AIM OF THE TASK:
Type out the complete listing below word for word, without its pictures.

[Records excerpted from a collection]
════════════════════

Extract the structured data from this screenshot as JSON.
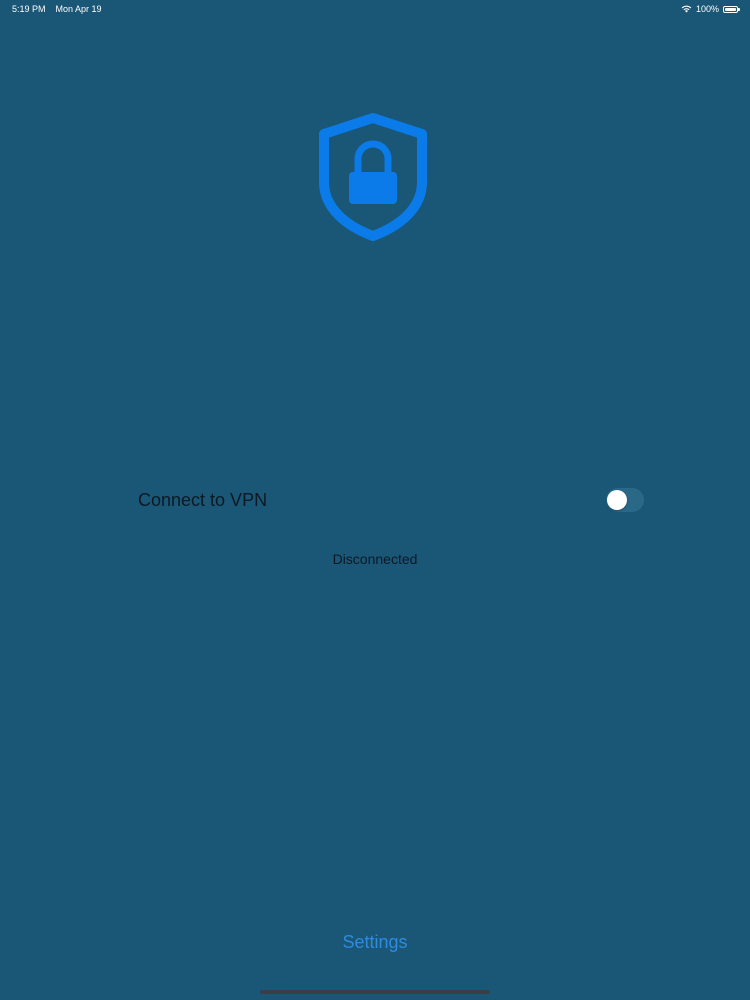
{
  "status_bar": {
    "time": "5:19 PM",
    "date": "Mon Apr 19",
    "battery_text": "100%",
    "wifi_icon": "wifi-icon",
    "battery_icon": "battery-icon"
  },
  "hero": {
    "icon": "shield-lock-icon",
    "color": "#0a7be8"
  },
  "vpn": {
    "label": "Connect to VPN",
    "toggle_on": false,
    "status": "Disconnected"
  },
  "footer": {
    "settings_label": "Settings"
  },
  "colors": {
    "background": "#1a5676",
    "accent": "#2f8be0"
  }
}
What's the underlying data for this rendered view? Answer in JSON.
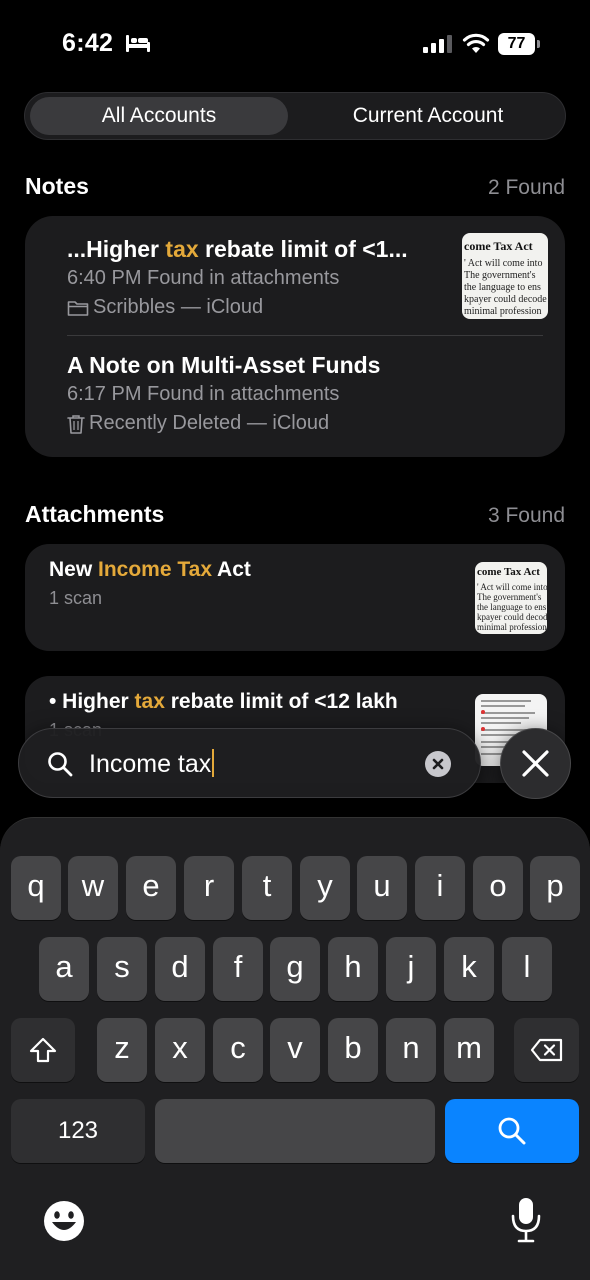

════════════════════

THE OUTPUT:
Extract the structured data from this screenshot as JSON.
{
  "status_bar": {
    "time": "5:19 PM",
    "date": "Mon Apr 19",
    "battery_text": "100%",
    "wifi_icon": "wifi-icon",
    "battery_icon": "battery-icon"
  },
  "hero": {
    "icon": "shield-lock-icon",
    "color": "#0a7be8"
  },
  "vpn": {
    "label": "Connect to VPN",
    "toggle_on": false,
    "status": "Disconnected"
  },
  "footer": {
    "settings_label": "Settings"
  },
  "colors": {
    "background": "#1a5676",
    "accent": "#2f8be0"
  }
}
What's the underlying data for this rendered view? Answer in JSON.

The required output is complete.